(Dataset entries)
§ §
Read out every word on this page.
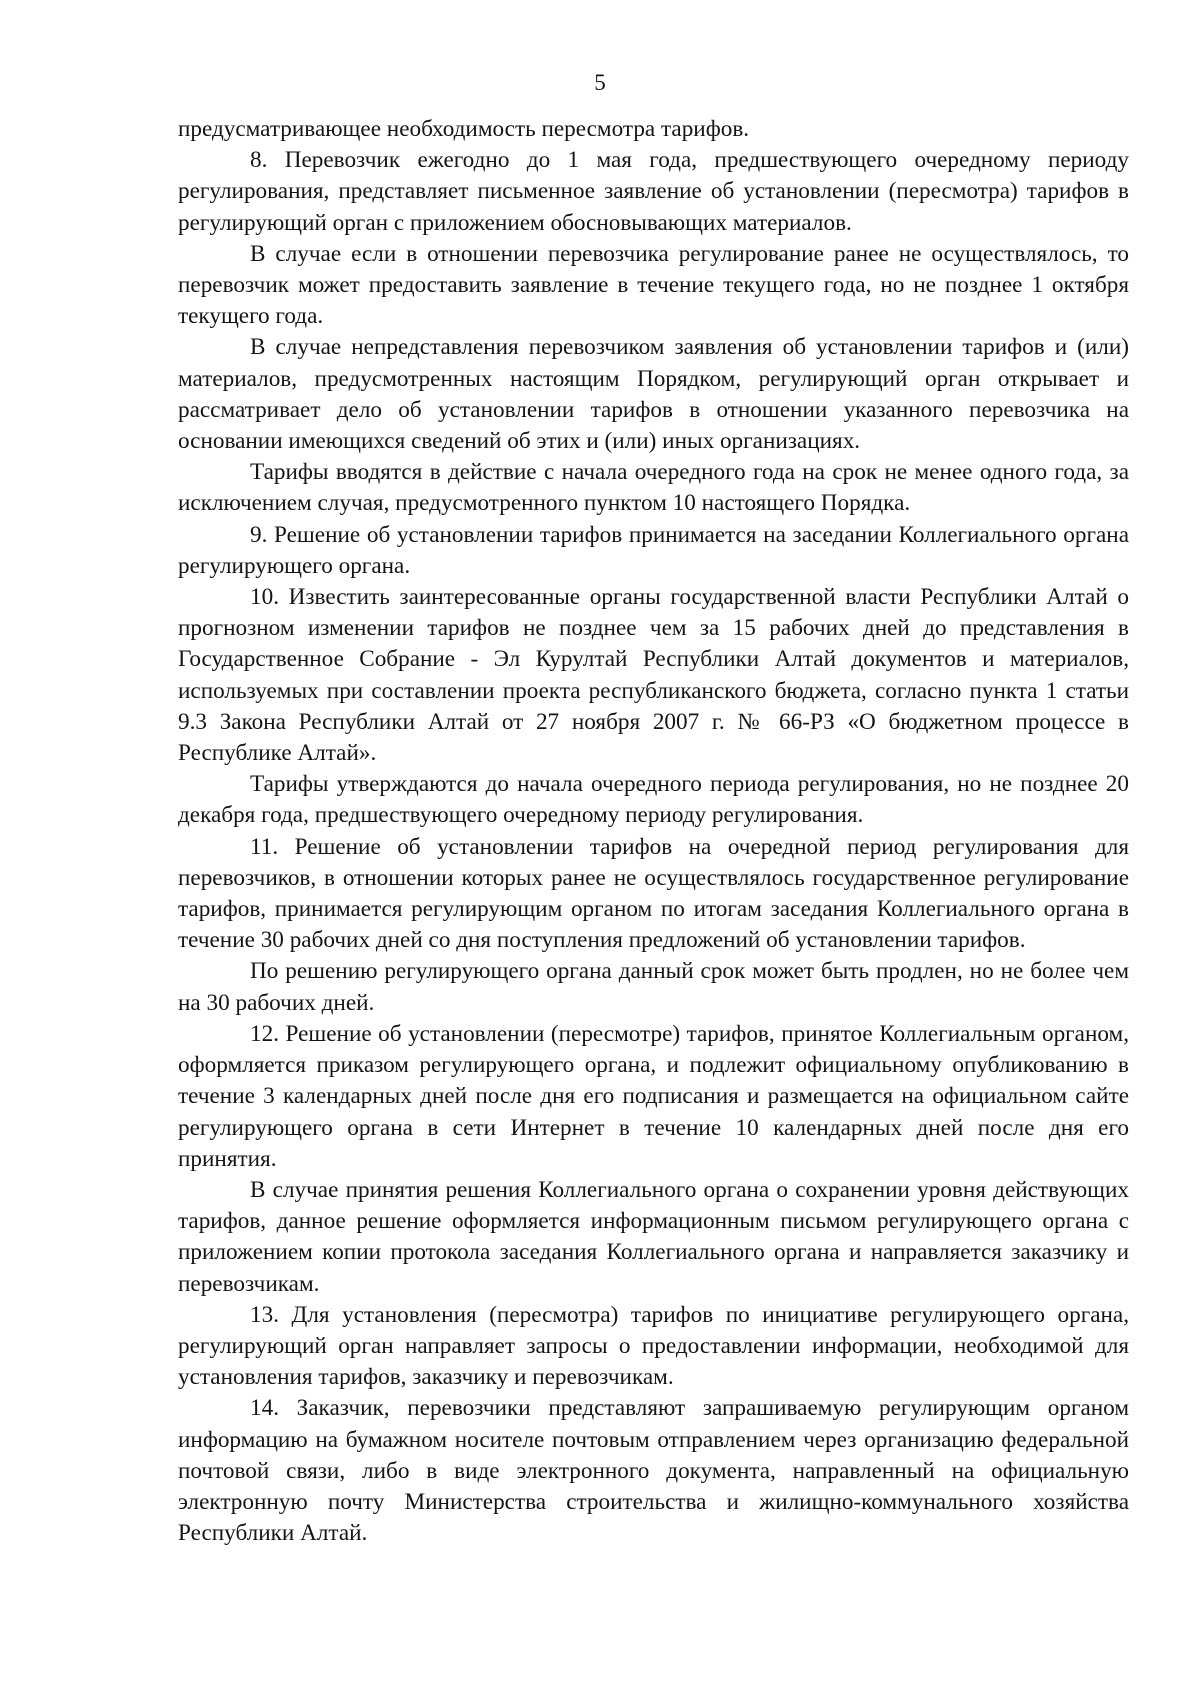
5

предусматривающее необходимость пересмотра тарифов.

8. Перевозчик ежегодно до 1 мая года, предшествующего очередному периоду регулирования, представляет письменное заявление об установлении (пересмотра) тарифов в регулирующий орган с приложением обосновывающих материалов.

В случае если в отношении перевозчика регулирование ранее не осуществлялось, то перевозчик может предоставить заявление в течение текущего года, но не позднее 1 октября текущего года.

В случае непредставления перевозчиком заявления об установлении тарифов и (или) материалов, предусмотренных настоящим Порядком, регулирующий орган открывает и рассматривает дело об установлении тарифов в отношении указанного перевозчика на основании имеющихся сведений об этих и (или) иных организациях.

Тарифы вводятся в действие с начала очередного года на срок не менее одного года, за исключением случая, предусмотренного пунктом 10 настоящего Порядка.

9. Решение об установлении тарифов принимается на заседании Коллегиального органа регулирующего органа.

10. Известить заинтересованные органы государственной власти Республики Алтай о прогнозном изменении тарифов не позднее чем за 15 рабочих дней до представления в Государственное Собрание - Эл Курултай Республики Алтай документов и материалов, используемых при составлении проекта республиканского бюджета, согласно пункта 1 статьи 9.3 Закона Республики Алтай от 27 ноября 2007 г. № 66-РЗ «О бюджетном процессе в Республике Алтай».

Тарифы утверждаются до начала очередного периода регулирования, но не позднее 20 декабря года, предшествующего очередному периоду регулирования.

11. Решение об установлении тарифов на очередной период регулирования для перевозчиков, в отношении которых ранее не осуществлялось государственное регулирование тарифов, принимается регулирующим органом по итогам заседания Коллегиального органа в течение 30 рабочих дней со дня поступления предложений об установлении тарифов.

По решению регулирующего органа данный срок может быть продлен, но не более чем на 30 рабочих дней.

12. Решение об установлении (пересмотре) тарифов, принятое Коллегиальным органом, оформляется приказом регулирующего органа, и подлежит официальному опубликованию в течение 3 календарных дней после дня его подписания и размещается на официальном сайте регулирующего органа в сети Интернет в течение 10 календарных дней после дня его принятия.

В случае принятия решения Коллегиального органа о сохранении уровня действующих тарифов, данное решение оформляется информационным письмом регулирующего органа с приложением копии протокола заседания Коллегиального органа и направляется заказчику и перевозчикам.

13. Для установления (пересмотра) тарифов по инициативе регулирующего органа, регулирующий орган направляет запросы о предоставлении информации, необходимой для установления тарифов, заказчику и перевозчикам.

14. Заказчик, перевозчики представляют запрашиваемую регулирующим органом информацию на бумажном носителе почтовым отправлением через организацию федеральной почтовой связи, либо в виде электронного документа, направленный на официальную электронную почту Министерства строительства и жилищно-коммунального хозяйства Республики Алтай.
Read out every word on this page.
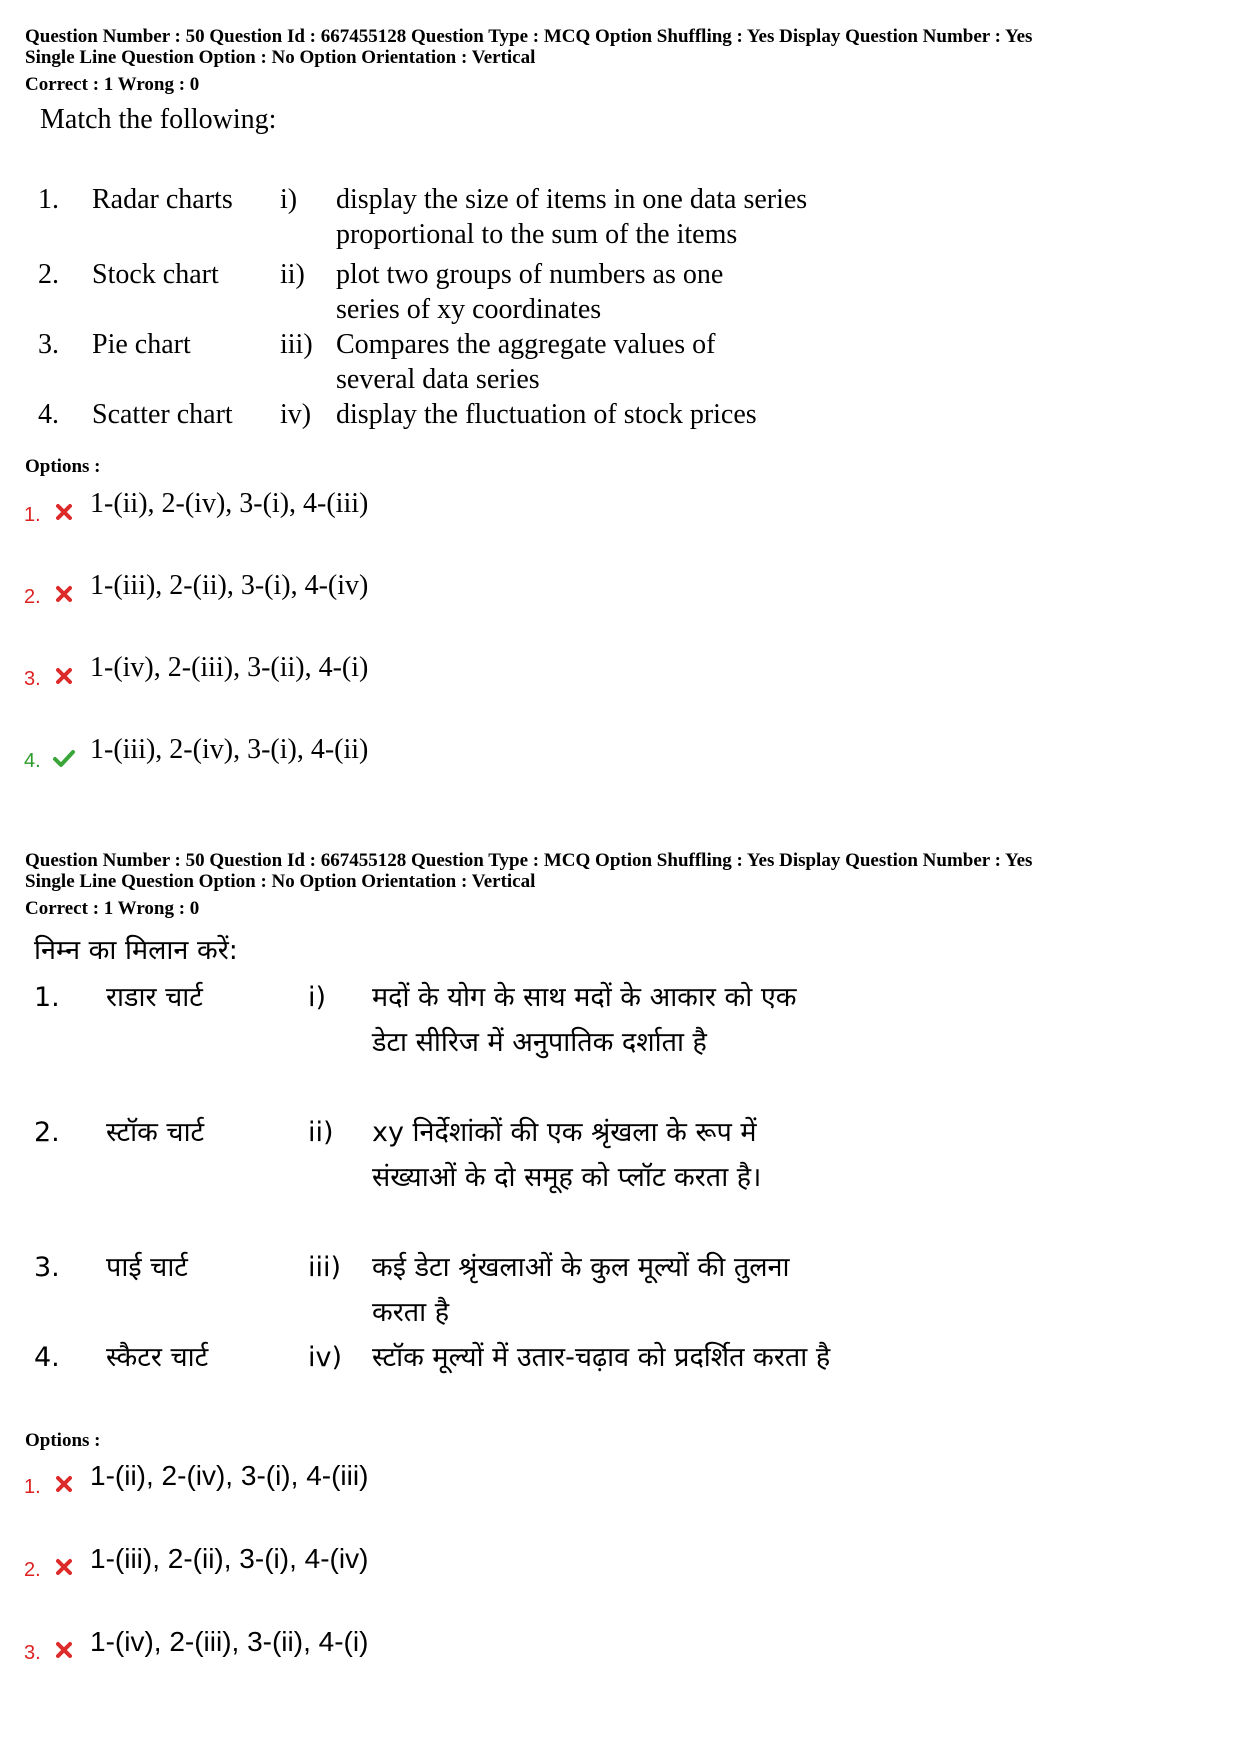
Question Number : 50 Question Id : 667455128 Question Type : MCQ Option Shuffling : Yes Display Question Number : Yes
Single Line Question Option : No Option Orientation : Vertical
Correct : 1 Wrong : 0
Match the following:
1. Radar charts i) display the size of items in one data series proportional to the sum of the items
2. Stock chart ii) plot two groups of numbers as one series of xy coordinates
3. Pie chart	iii) Compares the aggregate values of several data series
4. Scatter chart iv) display the fluctuation of stock prices
Options :
1. 1-(ii), 2-(iv), 3-(i), 4-(iii)
2. 1-(iii), 2-(ii), 3-(i), 4-(iv)
3. 1-(iv), 2-(iii), 3-(ii), 4-(i)
4. 1-(iii), 2-(iv), 3-(i), 4-(ii)
Question Number : 50 Question Id : 667455128 Question Type : MCQ Option Shuffling : Yes Display Question Number : Yes
Single Line Question Option : No Option Orientation : Vertical
Correct : 1 Wrong : 0
निम्न का मिलान करें:
1. राडार चार्ट	i) मदों के योग के साथ मदों के आकार को एक डेटा सीरिज में अनुपातिक दर्शाता है
2. स्टॉक चार्ट	ii) xy निर्देशांकों की एक श्रृंखला के रूप में संख्याओं के दो समूह को प्लॉट करता है।
3. पाई चार्ट	iii) कई डेटा श्रृंखलाओं के कुल मूल्यों की तुलना करता है
4. स्कैटर चार्ट	iv) स्टॉक मूल्यों में उतार-चढ़ाव को प्रदर्शित करता है
Options :
1. 1-(ii), 2-(iv), 3-(i), 4-(iii)
2. 1-(iii), 2-(ii), 3-(i), 4-(iv)
3. 1-(iv), 2-(iii), 3-(ii), 4-(i)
§ §
Task brief: Find every line above that contains the word "принимается", and return each one.

Reply:
9. Решение об установлении тарифов принимается на заседании Коллегиального органа регулирующего органа.
11. Решение об установлении тарифов на очередной период регулирования для перевозчиков, в отношении которых ранее не осуществлялось государственное регулирование тарифов, принимается регулирующим органом по итогам заседания Коллегиального органа в течение 30 рабочих дней со дня поступления предложений об установлении тарифов.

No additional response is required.